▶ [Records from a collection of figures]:
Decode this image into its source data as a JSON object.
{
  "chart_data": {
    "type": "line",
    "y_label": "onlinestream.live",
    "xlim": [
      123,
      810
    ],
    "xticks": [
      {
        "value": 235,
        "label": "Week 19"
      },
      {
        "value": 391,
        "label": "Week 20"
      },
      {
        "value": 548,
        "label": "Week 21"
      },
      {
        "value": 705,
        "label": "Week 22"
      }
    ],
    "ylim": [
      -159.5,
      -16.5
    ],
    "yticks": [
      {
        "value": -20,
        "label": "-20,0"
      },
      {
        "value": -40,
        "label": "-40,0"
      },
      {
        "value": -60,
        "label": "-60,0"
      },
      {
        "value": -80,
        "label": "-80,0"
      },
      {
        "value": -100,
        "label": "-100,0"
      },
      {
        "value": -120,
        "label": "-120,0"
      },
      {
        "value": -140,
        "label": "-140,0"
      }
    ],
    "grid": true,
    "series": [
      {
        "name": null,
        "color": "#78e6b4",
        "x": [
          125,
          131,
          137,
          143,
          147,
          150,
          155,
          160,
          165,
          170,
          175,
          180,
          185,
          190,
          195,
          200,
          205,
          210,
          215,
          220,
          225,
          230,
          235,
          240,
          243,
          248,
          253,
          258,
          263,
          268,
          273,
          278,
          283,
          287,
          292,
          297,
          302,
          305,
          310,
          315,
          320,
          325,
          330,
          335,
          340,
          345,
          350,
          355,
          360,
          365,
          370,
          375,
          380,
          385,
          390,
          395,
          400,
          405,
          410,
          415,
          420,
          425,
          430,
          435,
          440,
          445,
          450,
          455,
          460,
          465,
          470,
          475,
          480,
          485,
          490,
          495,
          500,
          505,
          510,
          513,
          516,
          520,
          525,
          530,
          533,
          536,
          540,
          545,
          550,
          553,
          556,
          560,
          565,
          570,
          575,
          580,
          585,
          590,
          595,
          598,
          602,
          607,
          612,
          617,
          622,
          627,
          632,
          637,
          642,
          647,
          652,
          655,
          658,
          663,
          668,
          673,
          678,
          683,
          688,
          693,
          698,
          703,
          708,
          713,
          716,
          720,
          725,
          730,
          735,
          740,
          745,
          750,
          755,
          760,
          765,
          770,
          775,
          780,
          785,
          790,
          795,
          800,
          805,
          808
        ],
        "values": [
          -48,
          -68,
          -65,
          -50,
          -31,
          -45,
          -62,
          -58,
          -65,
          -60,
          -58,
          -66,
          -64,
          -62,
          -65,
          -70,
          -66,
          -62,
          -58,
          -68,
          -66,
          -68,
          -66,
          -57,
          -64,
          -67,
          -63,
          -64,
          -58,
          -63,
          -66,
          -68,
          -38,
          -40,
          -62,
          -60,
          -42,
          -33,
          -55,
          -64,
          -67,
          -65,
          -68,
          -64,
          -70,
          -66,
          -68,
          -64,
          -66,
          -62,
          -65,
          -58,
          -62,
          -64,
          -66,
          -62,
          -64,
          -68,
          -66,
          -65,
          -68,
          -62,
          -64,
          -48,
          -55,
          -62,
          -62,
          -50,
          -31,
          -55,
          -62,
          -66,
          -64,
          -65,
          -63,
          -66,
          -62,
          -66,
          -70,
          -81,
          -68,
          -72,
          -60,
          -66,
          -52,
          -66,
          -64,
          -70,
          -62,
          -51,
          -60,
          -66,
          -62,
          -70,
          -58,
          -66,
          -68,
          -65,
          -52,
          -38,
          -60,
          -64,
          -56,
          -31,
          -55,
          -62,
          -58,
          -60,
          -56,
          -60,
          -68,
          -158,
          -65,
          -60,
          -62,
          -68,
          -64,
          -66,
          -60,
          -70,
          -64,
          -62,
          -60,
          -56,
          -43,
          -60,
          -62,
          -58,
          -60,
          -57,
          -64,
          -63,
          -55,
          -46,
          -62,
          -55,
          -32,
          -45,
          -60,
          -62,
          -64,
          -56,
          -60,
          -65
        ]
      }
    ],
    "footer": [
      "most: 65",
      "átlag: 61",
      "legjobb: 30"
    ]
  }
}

▶ [Task description]: Every entry must be output again, exactly as written above.

▶ [Result of the exercise]:
Decode this image into its source data as a JSON object.
{
  "chart_data": {
    "type": "line",
    "y_label": "onlinestream.live",
    "xlim": [
      123,
      810
    ],
    "xticks": [
      {
        "value": 235,
        "label": "Week 19"
      },
      {
        "value": 391,
        "label": "Week 20"
      },
      {
        "value": 548,
        "label": "Week 21"
      },
      {
        "value": 705,
        "label": "Week 22"
      }
    ],
    "ylim": [
      -159.5,
      -16.5
    ],
    "yticks": [
      {
        "value": -20,
        "label": "-20,0"
      },
      {
        "value": -40,
        "label": "-40,0"
      },
      {
        "value": -60,
        "label": "-60,0"
      },
      {
        "value": -80,
        "label": "-80,0"
      },
      {
        "value": -100,
        "label": "-100,0"
      },
      {
        "value": -120,
        "label": "-120,0"
      },
      {
        "value": -140,
        "label": "-140,0"
      }
    ],
    "grid": true,
    "series": [
      {
        "name": null,
        "color": "#78e6b4",
        "x": [
          125,
          131,
          137,
          143,
          147,
          150,
          155,
          160,
          165,
          170,
          175,
          180,
          185,
          190,
          195,
          200,
          205,
          210,
          215,
          220,
          225,
          230,
          235,
          240,
          243,
          248,
          253,
          258,
          263,
          268,
          273,
          278,
          283,
          287,
          292,
          297,
          302,
          305,
          310,
          315,
          320,
          325,
          330,
          335,
          340,
          345,
          350,
          355,
          360,
          365,
          370,
          375,
          380,
          385,
          390,
          395,
          400,
          405,
          410,
          415,
          420,
          425,
          430,
          435,
          440,
          445,
          450,
          455,
          460,
          465,
          470,
          475,
          480,
          485,
          490,
          495,
          500,
          505,
          510,
          513,
          516,
          520,
          525,
          530,
          533,
          536,
          540,
          545,
          550,
          553,
          556,
          560,
          565,
          570,
          575,
          580,
          585,
          590,
          595,
          598,
          602,
          607,
          612,
          617,
          622,
          627,
          632,
          637,
          642,
          647,
          652,
          655,
          658,
          663,
          668,
          673,
          678,
          683,
          688,
          693,
          698,
          703,
          708,
          713,
          716,
          720,
          725,
          730,
          735,
          740,
          745,
          750,
          755,
          760,
          765,
          770,
          775,
          780,
          785,
          790,
          795,
          800,
          805,
          808
        ],
        "values": [
          -48,
          -68,
          -65,
          -50,
          -31,
          -45,
          -62,
          -58,
          -65,
          -60,
          -58,
          -66,
          -64,
          -62,
          -65,
          -70,
          -66,
          -62,
          -58,
          -68,
          -66,
          -68,
          -66,
          -57,
          -64,
          -67,
          -63,
          -64,
          -58,
          -63,
          -66,
          -68,
          -38,
          -40,
          -62,
          -60,
          -42,
          -33,
          -55,
          -64,
          -67,
          -65,
          -68,
          -64,
          -70,
          -66,
          -68,
          -64,
          -66,
          -62,
          -65,
          -58,
          -62,
          -64,
          -66,
          -62,
          -64,
          -68,
          -66,
          -65,
          -68,
          -62,
          -64,
          -48,
          -55,
          -62,
          -62,
          -50,
          -31,
          -55,
          -62,
          -66,
          -64,
          -65,
          -63,
          -66,
          -62,
          -66,
          -70,
          -81,
          -68,
          -72,
          -60,
          -66,
          -52,
          -66,
          -64,
          -70,
          -62,
          -51,
          -60,
          -66,
          -62,
          -70,
          -58,
          -66,
          -68,
          -65,
          -52,
          -38,
          -60,
          -64,
          -56,
          -31,
          -55,
          -62,
          -58,
          -60,
          -56,
          -60,
          -68,
          -158,
          -65,
          -60,
          -62,
          -68,
          -64,
          -66,
          -60,
          -70,
          -64,
          -62,
          -60,
          -56,
          -43,
          -60,
          -62,
          -58,
          -60,
          -57,
          -64,
          -63,
          -55,
          -46,
          -62,
          -55,
          -32,
          -45,
          -60,
          -62,
          -64,
          -56,
          -60,
          -65
        ]
      }
    ],
    "footer": [
      "most: 65",
      "átlag: 61",
      "legjobb: 30"
    ]
  }
}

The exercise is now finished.